Task material —
=======

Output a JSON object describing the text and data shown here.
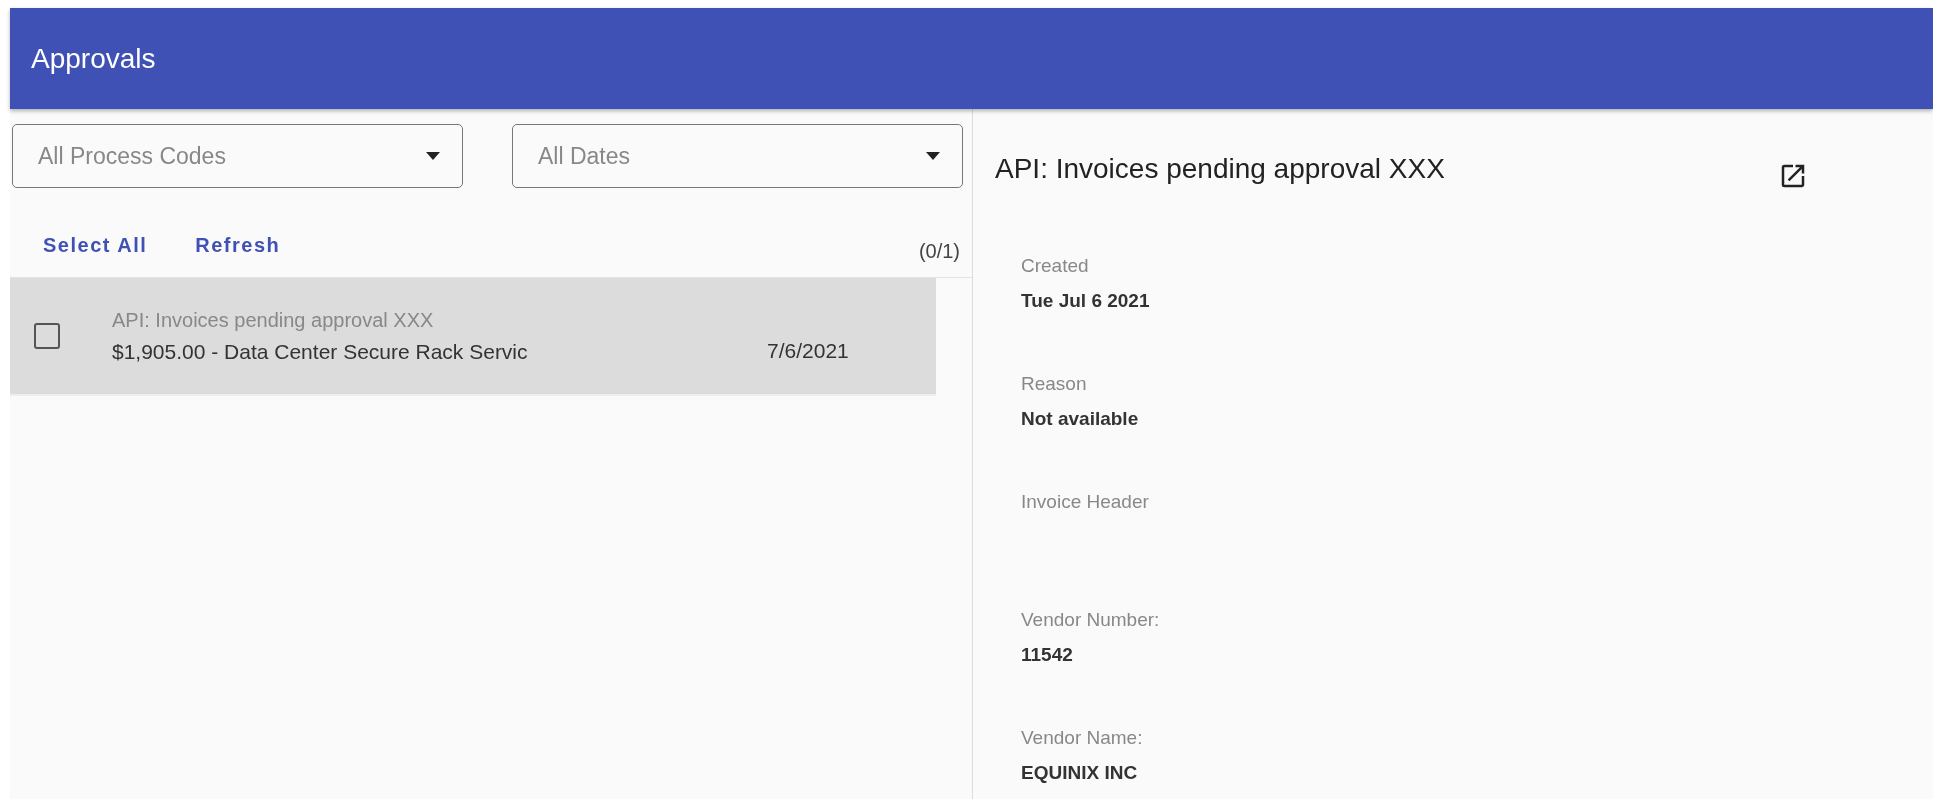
{
  "app_bar": {
    "title": "Approvals"
  },
  "filters": [
    {
      "placeholder": "All Process Codes"
    },
    {
      "placeholder": "All Dates"
    }
  ],
  "actions": [
    "Select All",
    "Refresh"
  ],
  "count": "(0/1)",
  "list": [
    {
      "title": "API: Invoices pending approval XXX",
      "summary": "$1,905.00 - Data Center Secure Rack Servic",
      "date": "7/6/2021",
      "checked": false,
      "selected": true
    }
  ],
  "detail": {
    "title": "API: Invoices pending approval XXX",
    "fields": [
      {
        "kind": "field",
        "label": "Created",
        "value": "Tue Jul 6 2021"
      },
      {
        "kind": "field",
        "label": "Reason",
        "value": "Not available"
      },
      {
        "kind": "section",
        "label": "Invoice Header"
      },
      {
        "kind": "field",
        "label": "Vendor Number:",
        "value": "11542"
      },
      {
        "kind": "field",
        "label": "Vendor Name:",
        "value": "EQUINIX INC"
      }
    ]
  }
}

=======

Aim of the task —
The listing above needs to be output again exactly. Don't include the pictures.

Exercise result —
Output a JSON object describing the text and data shown here.
{
  "app_bar": {
    "title": "Approvals"
  },
  "filters": [
    {
      "placeholder": "All Process Codes"
    },
    {
      "placeholder": "All Dates"
    }
  ],
  "actions": [
    "Select All",
    "Refresh"
  ],
  "count": "(0/1)",
  "list": [
    {
      "title": "API: Invoices pending approval XXX",
      "summary": "$1,905.00 - Data Center Secure Rack Servic",
      "date": "7/6/2021",
      "checked": false,
      "selected": true
    }
  ],
  "detail": {
    "title": "API: Invoices pending approval XXX",
    "fields": [
      {
        "kind": "field",
        "label": "Created",
        "value": "Tue Jul 6 2021"
      },
      {
        "kind": "field",
        "label": "Reason",
        "value": "Not available"
      },
      {
        "kind": "section",
        "label": "Invoice Header"
      },
      {
        "kind": "field",
        "label": "Vendor Number:",
        "value": "11542"
      },
      {
        "kind": "field",
        "label": "Vendor Name:",
        "value": "EQUINIX INC"
      }
    ]
  }
}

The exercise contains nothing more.